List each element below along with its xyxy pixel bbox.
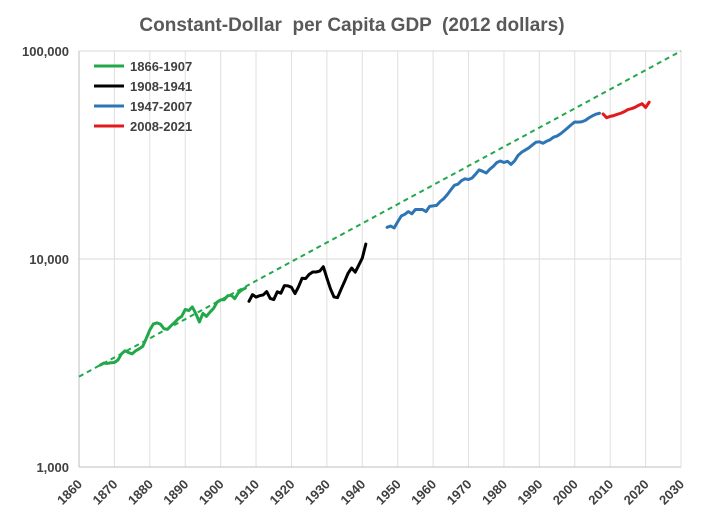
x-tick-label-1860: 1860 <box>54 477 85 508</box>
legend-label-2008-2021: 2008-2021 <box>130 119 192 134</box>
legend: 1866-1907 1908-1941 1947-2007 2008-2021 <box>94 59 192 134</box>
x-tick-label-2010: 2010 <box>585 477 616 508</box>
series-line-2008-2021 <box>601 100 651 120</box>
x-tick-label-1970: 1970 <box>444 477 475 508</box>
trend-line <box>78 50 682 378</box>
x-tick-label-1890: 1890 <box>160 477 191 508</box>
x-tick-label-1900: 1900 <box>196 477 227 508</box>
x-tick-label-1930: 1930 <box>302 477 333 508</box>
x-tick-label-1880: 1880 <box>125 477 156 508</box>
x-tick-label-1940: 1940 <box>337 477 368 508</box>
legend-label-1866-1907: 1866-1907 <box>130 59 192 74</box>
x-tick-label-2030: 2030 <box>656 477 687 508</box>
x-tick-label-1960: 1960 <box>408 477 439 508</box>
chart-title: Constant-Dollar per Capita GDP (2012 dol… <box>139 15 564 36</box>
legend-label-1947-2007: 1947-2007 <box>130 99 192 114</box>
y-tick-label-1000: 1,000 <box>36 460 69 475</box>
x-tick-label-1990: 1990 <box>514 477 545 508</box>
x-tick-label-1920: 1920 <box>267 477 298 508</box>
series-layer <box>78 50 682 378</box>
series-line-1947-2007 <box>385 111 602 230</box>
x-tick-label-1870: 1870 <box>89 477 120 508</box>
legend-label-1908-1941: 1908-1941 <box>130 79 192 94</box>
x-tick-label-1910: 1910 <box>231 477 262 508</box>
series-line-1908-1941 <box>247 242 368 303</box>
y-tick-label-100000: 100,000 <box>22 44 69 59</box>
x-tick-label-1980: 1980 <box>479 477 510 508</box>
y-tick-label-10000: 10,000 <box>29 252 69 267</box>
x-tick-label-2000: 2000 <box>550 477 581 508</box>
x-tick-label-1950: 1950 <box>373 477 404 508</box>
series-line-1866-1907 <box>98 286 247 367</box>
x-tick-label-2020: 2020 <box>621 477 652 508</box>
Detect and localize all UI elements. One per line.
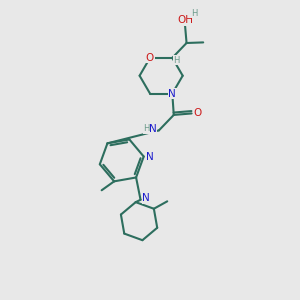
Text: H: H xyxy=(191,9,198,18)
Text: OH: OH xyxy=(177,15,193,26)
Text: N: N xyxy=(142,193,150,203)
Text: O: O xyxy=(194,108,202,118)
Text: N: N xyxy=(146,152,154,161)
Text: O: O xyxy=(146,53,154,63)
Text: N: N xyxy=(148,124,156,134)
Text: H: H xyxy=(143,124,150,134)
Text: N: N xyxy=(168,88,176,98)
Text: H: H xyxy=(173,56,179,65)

● ● ● ●

Rewrite the items above with the pictures left out, changing "bbox" to "bounding box" and keeping everything else unchanged.

SOLUTION TO THIS PROBLEM:
List each element below along with its xyxy pixel bounding box.
x-tick-label-1860: 1860 <box>54 477 85 508</box>
legend-label-2008-2021: 2008-2021 <box>130 119 192 134</box>
legend: 1866-1907 1908-1941 1947-2007 2008-2021 <box>94 59 192 134</box>
x-tick-label-2010: 2010 <box>585 477 616 508</box>
series-line-2008-2021 <box>601 100 651 120</box>
x-tick-label-1970: 1970 <box>444 477 475 508</box>
trend-line <box>78 50 682 378</box>
x-tick-label-1890: 1890 <box>160 477 191 508</box>
x-tick-label-1900: 1900 <box>196 477 227 508</box>
x-tick-label-1930: 1930 <box>302 477 333 508</box>
x-tick-label-1880: 1880 <box>125 477 156 508</box>
x-tick-label-1940: 1940 <box>337 477 368 508</box>
legend-label-1866-1907: 1866-1907 <box>130 59 192 74</box>
x-tick-label-2030: 2030 <box>656 477 687 508</box>
x-tick-label-1960: 1960 <box>408 477 439 508</box>
chart-title: Constant-Dollar per Capita GDP (2012 dol… <box>139 15 564 36</box>
legend-label-1947-2007: 1947-2007 <box>130 99 192 114</box>
y-tick-label-1000: 1,000 <box>36 460 69 475</box>
x-tick-label-1990: 1990 <box>514 477 545 508</box>
x-tick-label-1920: 1920 <box>267 477 298 508</box>
series-layer <box>78 50 682 378</box>
series-line-1947-2007 <box>385 111 602 230</box>
x-tick-label-1870: 1870 <box>89 477 120 508</box>
legend-label-1908-1941: 1908-1941 <box>130 79 192 94</box>
x-tick-label-1910: 1910 <box>231 477 262 508</box>
series-line-1908-1941 <box>247 242 368 303</box>
y-tick-label-100000: 100,000 <box>22 44 69 59</box>
x-tick-label-1980: 1980 <box>479 477 510 508</box>
y-tick-label-10000: 10,000 <box>29 252 69 267</box>
x-tick-label-2000: 2000 <box>550 477 581 508</box>
x-tick-label-1950: 1950 <box>373 477 404 508</box>
series-line-1866-1907 <box>98 286 247 367</box>
x-tick-label-2020: 2020 <box>621 477 652 508</box>
Detect and localize all UI elements. One per line.
Text: H: H xyxy=(191,9,198,18)
Text: OH: OH xyxy=(177,15,193,26)
Text: N: N xyxy=(142,193,150,203)
Text: O: O xyxy=(194,108,202,118)
Text: N: N xyxy=(146,152,154,161)
Text: O: O xyxy=(146,53,154,63)
Text: N: N xyxy=(148,124,156,134)
Text: H: H xyxy=(143,124,150,134)
Text: N: N xyxy=(168,88,176,98)
Text: H: H xyxy=(173,56,179,65)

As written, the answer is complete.